■ SUPPLIED DATA
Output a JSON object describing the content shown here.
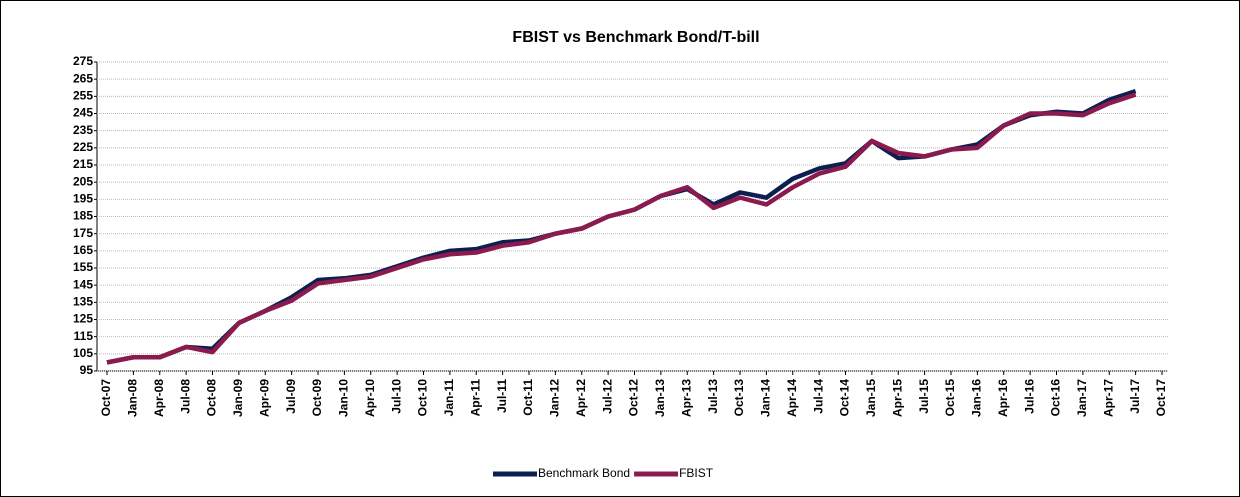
{
  "chart_data": {
    "type": "line",
    "title": "FBIST vs Benchmark Bond/T-bill",
    "categories": [
      "Oct-07",
      "Jan-08",
      "Apr-08",
      "Jul-08",
      "Oct-08",
      "Jan-09",
      "Apr-09",
      "Jul-09",
      "Oct-09",
      "Jan-10",
      "Apr-10",
      "Jul-10",
      "Oct-10",
      "Jan-11",
      "Apr-11",
      "Jul-11",
      "Oct-11",
      "Jan-12",
      "Apr-12",
      "Jul-12",
      "Oct-12",
      "Jan-13",
      "Apr-13",
      "Jul-13",
      "Oct-13",
      "Jan-14",
      "Apr-14",
      "Jul-14",
      "Oct-14",
      "Jan-15",
      "Apr-15",
      "Jul-15",
      "Oct-15",
      "Jan-16",
      "Apr-16",
      "Jul-16",
      "Oct-16",
      "Jan-17",
      "Apr-17",
      "Jul-17",
      "Oct-17"
    ],
    "series": [
      {
        "name": "Benchmark Bond",
        "color": "#0d1f4f",
        "values": [
          100,
          103,
          103,
          109,
          108,
          123,
          130,
          138,
          148,
          149,
          151,
          156,
          161,
          165,
          166,
          170,
          171,
          175,
          178,
          185,
          189,
          197,
          201,
          192,
          199,
          196,
          207,
          213,
          216,
          229,
          219,
          220,
          224,
          227,
          238,
          244,
          246,
          245,
          253,
          258,
          null
        ]
      },
      {
        "name": "FBIST",
        "color": "#8b1a4f",
        "values": [
          100,
          103,
          103,
          109,
          106,
          123,
          130,
          136,
          146,
          148,
          150,
          155,
          160,
          163,
          164,
          168,
          170,
          175,
          178,
          185,
          189,
          197,
          202,
          190,
          196,
          192,
          202,
          210,
          214,
          229,
          222,
          220,
          224,
          225,
          238,
          245,
          245,
          244,
          251,
          256,
          null
        ]
      }
    ],
    "ylim": [
      95,
      275
    ],
    "yticks": [
      95,
      105,
      115,
      125,
      135,
      145,
      155,
      165,
      175,
      185,
      195,
      205,
      215,
      225,
      235,
      245,
      255,
      265,
      275
    ],
    "grid": true,
    "legend": "bottom"
  }
}
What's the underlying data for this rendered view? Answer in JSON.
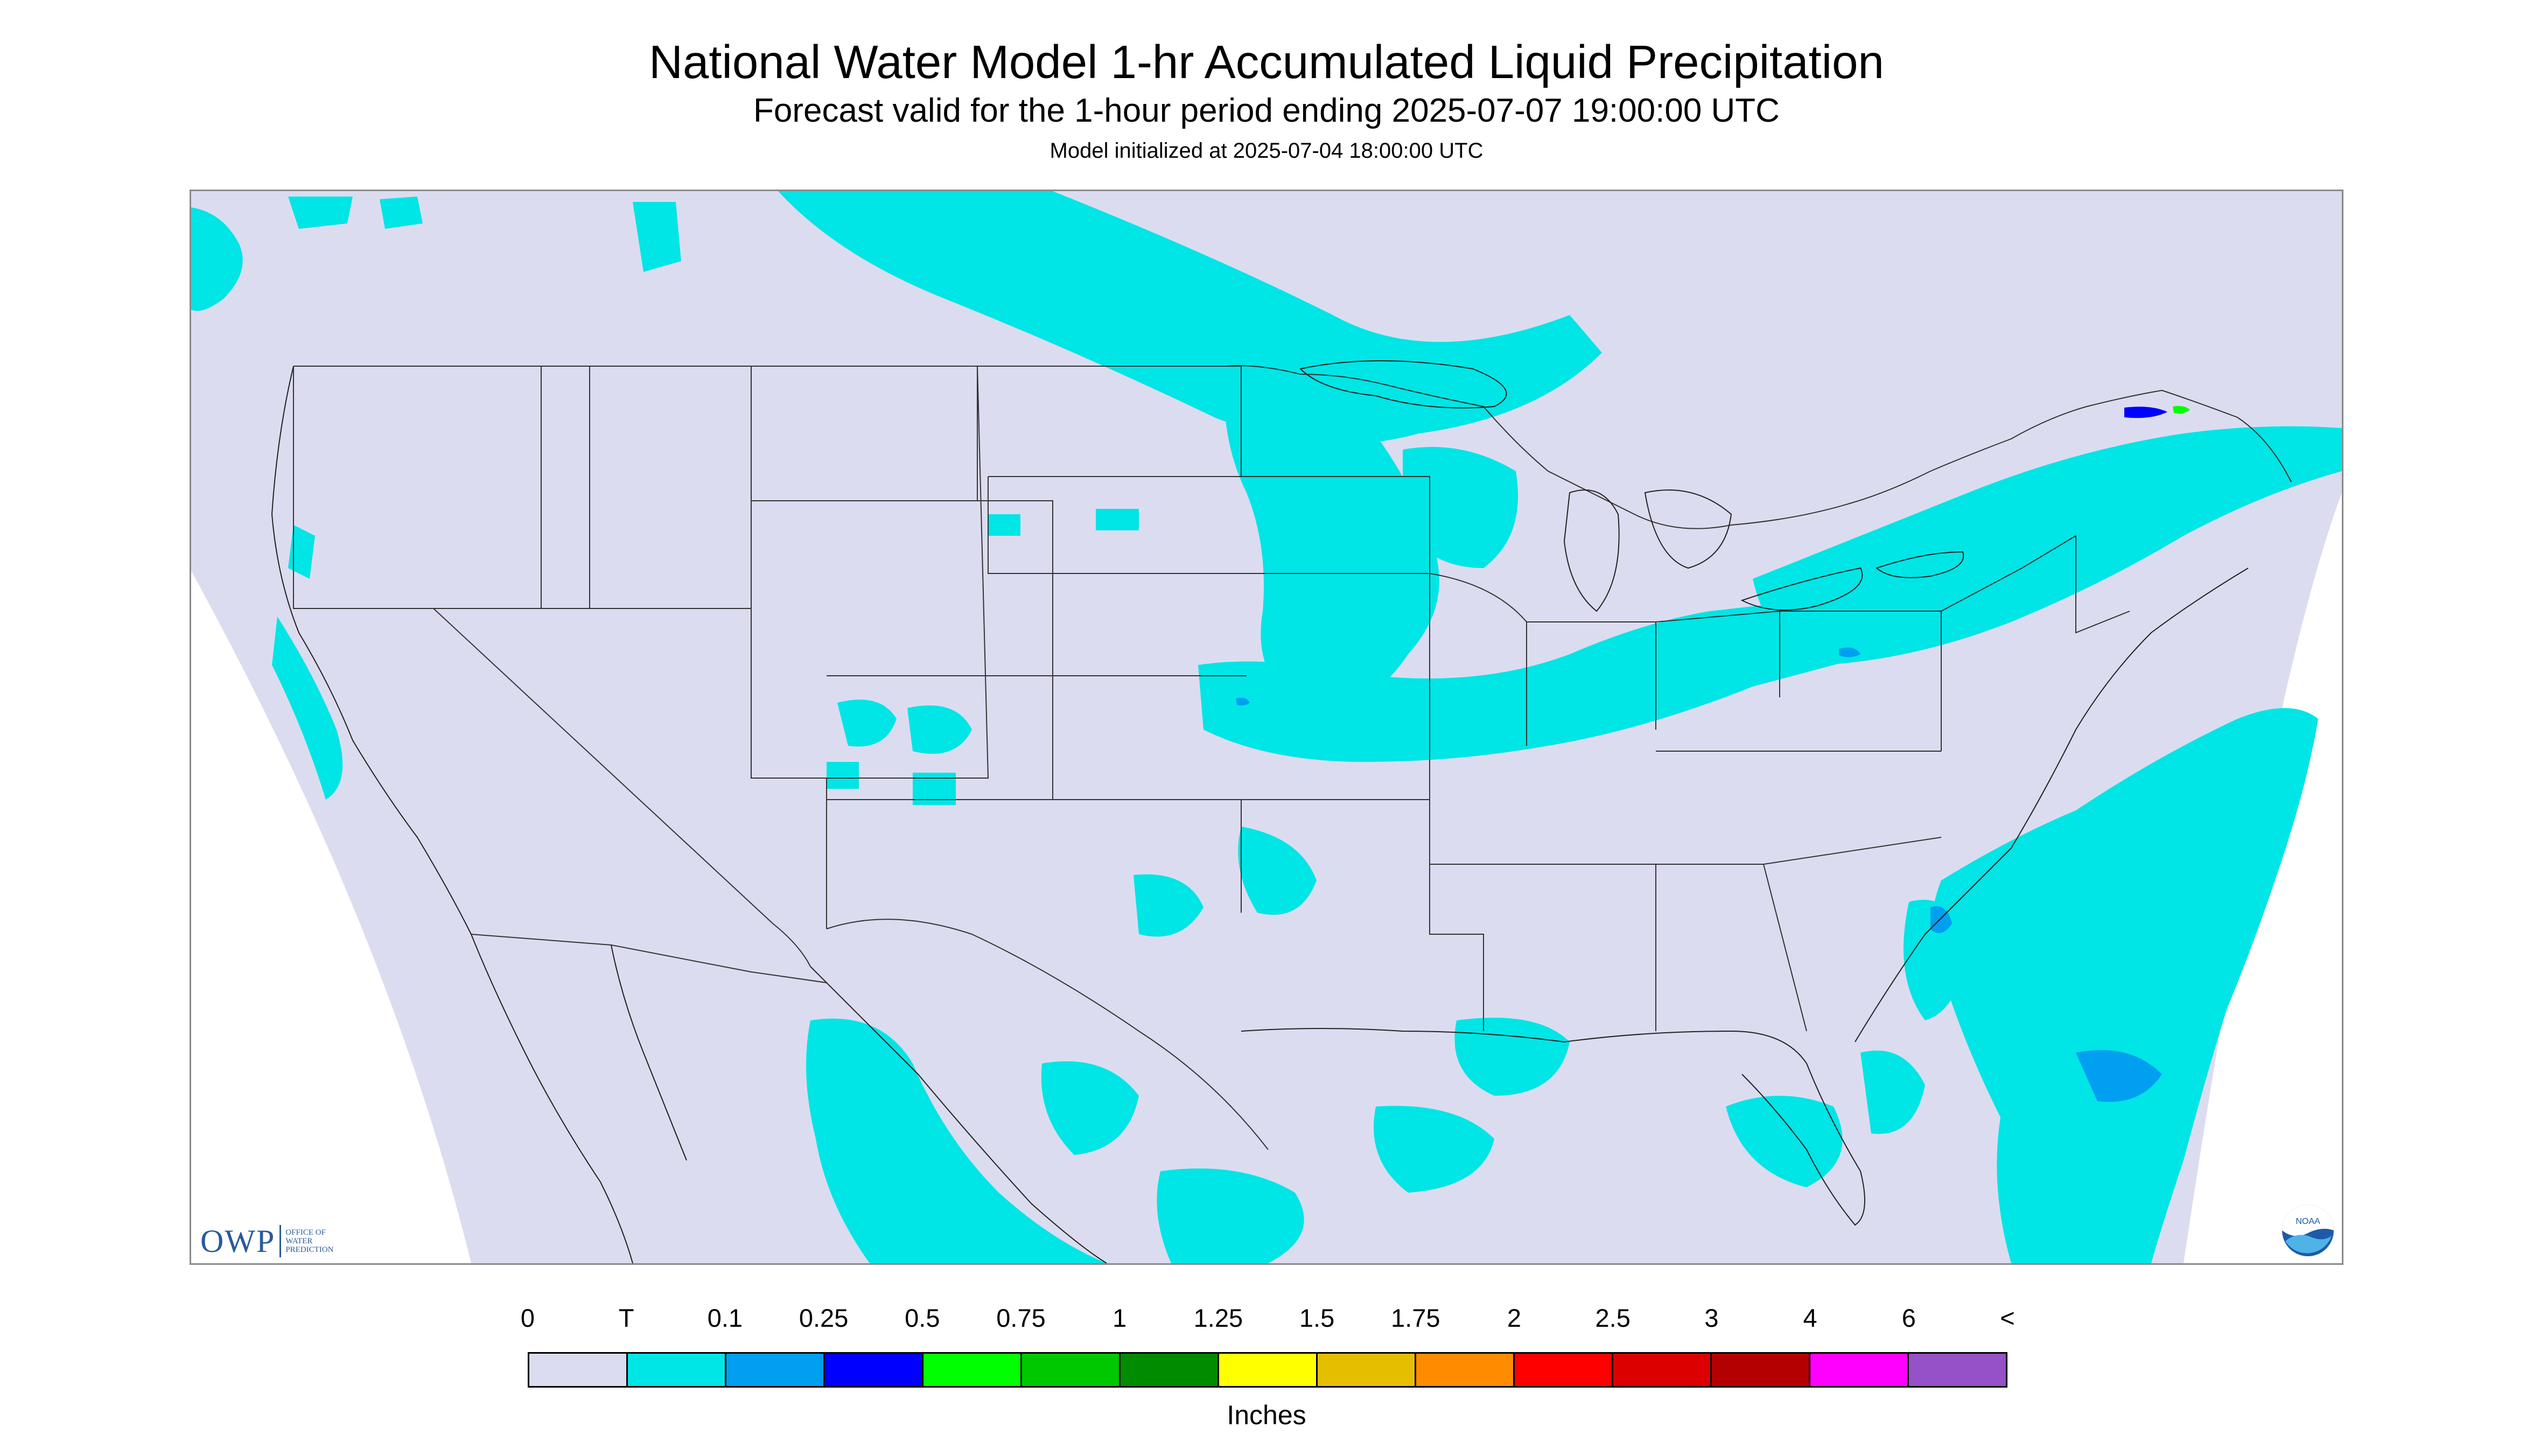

■ SHORT TASK
Retype each entry precisely. Skip images entirely.

■ FULL ANSWER
Output a JSON object describing the content shown here.
{
  "chart_data": {
    "type": "line",
    "title": "FBIST vs Benchmark Bond/T-bill",
    "categories": [
      "Oct-07",
      "Jan-08",
      "Apr-08",
      "Jul-08",
      "Oct-08",
      "Jan-09",
      "Apr-09",
      "Jul-09",
      "Oct-09",
      "Jan-10",
      "Apr-10",
      "Jul-10",
      "Oct-10",
      "Jan-11",
      "Apr-11",
      "Jul-11",
      "Oct-11",
      "Jan-12",
      "Apr-12",
      "Jul-12",
      "Oct-12",
      "Jan-13",
      "Apr-13",
      "Jul-13",
      "Oct-13",
      "Jan-14",
      "Apr-14",
      "Jul-14",
      "Oct-14",
      "Jan-15",
      "Apr-15",
      "Jul-15",
      "Oct-15",
      "Jan-16",
      "Apr-16",
      "Jul-16",
      "Oct-16",
      "Jan-17",
      "Apr-17",
      "Jul-17",
      "Oct-17"
    ],
    "series": [
      {
        "name": "Benchmark Bond",
        "color": "#0d1f4f",
        "values": [
          100,
          103,
          103,
          109,
          108,
          123,
          130,
          138,
          148,
          149,
          151,
          156,
          161,
          165,
          166,
          170,
          171,
          175,
          178,
          185,
          189,
          197,
          201,
          192,
          199,
          196,
          207,
          213,
          216,
          229,
          219,
          220,
          224,
          227,
          238,
          244,
          246,
          245,
          253,
          258,
          null
        ]
      },
      {
        "name": "FBIST",
        "color": "#8b1a4f",
        "values": [
          100,
          103,
          103,
          109,
          106,
          123,
          130,
          136,
          146,
          148,
          150,
          155,
          160,
          163,
          164,
          168,
          170,
          175,
          178,
          185,
          189,
          197,
          202,
          190,
          196,
          192,
          202,
          210,
          214,
          229,
          222,
          220,
          224,
          225,
          238,
          245,
          245,
          244,
          251,
          256,
          null
        ]
      }
    ],
    "ylim": [
      95,
      275
    ],
    "yticks": [
      95,
      105,
      115,
      125,
      135,
      145,
      155,
      165,
      175,
      185,
      195,
      205,
      215,
      225,
      235,
      245,
      255,
      265,
      275
    ],
    "grid": true,
    "legend": "bottom"
  }
}
What's the underlying data for this rendered view? Answer in JSON.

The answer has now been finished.